▶ _Goal_
Reproduce the material exactly, omitting nothing.

▶ _Provided records_
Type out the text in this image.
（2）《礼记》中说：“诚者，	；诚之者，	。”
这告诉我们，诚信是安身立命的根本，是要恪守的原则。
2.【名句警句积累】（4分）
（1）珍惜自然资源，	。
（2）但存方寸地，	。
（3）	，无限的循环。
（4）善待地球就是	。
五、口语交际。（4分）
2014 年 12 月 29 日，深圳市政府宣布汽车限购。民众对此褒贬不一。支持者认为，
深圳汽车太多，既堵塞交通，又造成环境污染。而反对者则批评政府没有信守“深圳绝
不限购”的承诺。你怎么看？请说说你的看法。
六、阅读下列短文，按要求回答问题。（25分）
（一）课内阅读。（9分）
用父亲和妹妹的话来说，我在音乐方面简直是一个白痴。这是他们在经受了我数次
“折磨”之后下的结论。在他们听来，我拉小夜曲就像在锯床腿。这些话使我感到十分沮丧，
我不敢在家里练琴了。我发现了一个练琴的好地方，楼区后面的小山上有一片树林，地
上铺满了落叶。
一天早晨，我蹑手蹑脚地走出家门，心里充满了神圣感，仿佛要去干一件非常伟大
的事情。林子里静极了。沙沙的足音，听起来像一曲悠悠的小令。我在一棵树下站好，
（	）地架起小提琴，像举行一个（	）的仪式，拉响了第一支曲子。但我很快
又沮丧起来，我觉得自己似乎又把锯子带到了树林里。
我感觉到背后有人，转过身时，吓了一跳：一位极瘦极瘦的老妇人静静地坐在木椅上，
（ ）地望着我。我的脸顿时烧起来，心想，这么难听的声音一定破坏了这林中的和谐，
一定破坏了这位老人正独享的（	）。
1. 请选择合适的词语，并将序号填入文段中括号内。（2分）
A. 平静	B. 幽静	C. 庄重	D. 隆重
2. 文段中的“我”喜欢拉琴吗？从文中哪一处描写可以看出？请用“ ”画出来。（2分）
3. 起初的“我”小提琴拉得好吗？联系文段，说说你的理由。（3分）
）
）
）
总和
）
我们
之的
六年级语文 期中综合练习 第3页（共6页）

▶ _Task solution_
Type out the text in this image.
（2）《礼记》中说：“诚者，	；诚之者，	。”
这告诉我们，诚信是安身立命的根本，是要恪守的原则。
2.【名句警句积累】（4分）
（1）珍惜自然资源，	。
（2）但存方寸地，	。
（3）	，无限的循环。
（4）善待地球就是	。
五、口语交际。（4分）
2014 年 12 月 29 日，深圳市政府宣布汽车限购。民众对此褒贬不一。支持者认为，
深圳汽车太多，既堵塞交通，又造成环境污染。而反对者则批评政府没有信守“深圳绝
不限购”的承诺。你怎么看？请说说你的看法。
六、阅读下列短文，按要求回答问题。（25分）
（一）课内阅读。（9分）
用父亲和妹妹的话来说，我在音乐方面简直是一个白痴。这是他们在经受了我数次
“折磨”之后下的结论。在他们听来，我拉小夜曲就像在锯床腿。这些话使我感到十分沮丧，
我不敢在家里练琴了。我发现了一个练琴的好地方，楼区后面的小山上有一片树林，地
上铺满了落叶。
一天早晨，我蹑手蹑脚地走出家门，心里充满了神圣感，仿佛要去干一件非常伟大
的事情。林子里静极了。沙沙的足音，听起来像一曲悠悠的小令。我在一棵树下站好，
（	）地架起小提琴，像举行一个（	）的仪式，拉响了第一支曲子。但我很快
又沮丧起来，我觉得自己似乎又把锯子带到了树林里。
我感觉到背后有人，转过身时，吓了一跳：一位极瘦极瘦的老妇人静静地坐在木椅上，
（ ）地望着我。我的脸顿时烧起来，心想，这么难听的声音一定破坏了这林中的和谐，
一定破坏了这位老人正独享的（	）。
1. 请选择合适的词语，并将序号填入文段中括号内。（2分）
A. 平静	B. 幽静	C. 庄重	D. 隆重
2. 文段中的“我”喜欢拉琴吗？从文中哪一处描写可以看出？请用“ ”画出来。（2分）
3. 起初的“我”小提琴拉得好吗？联系文段，说说你的理由。（3分）
）
）
）
总和
）
我们
之的
六年级语文 期中综合练习 第3页（共6页）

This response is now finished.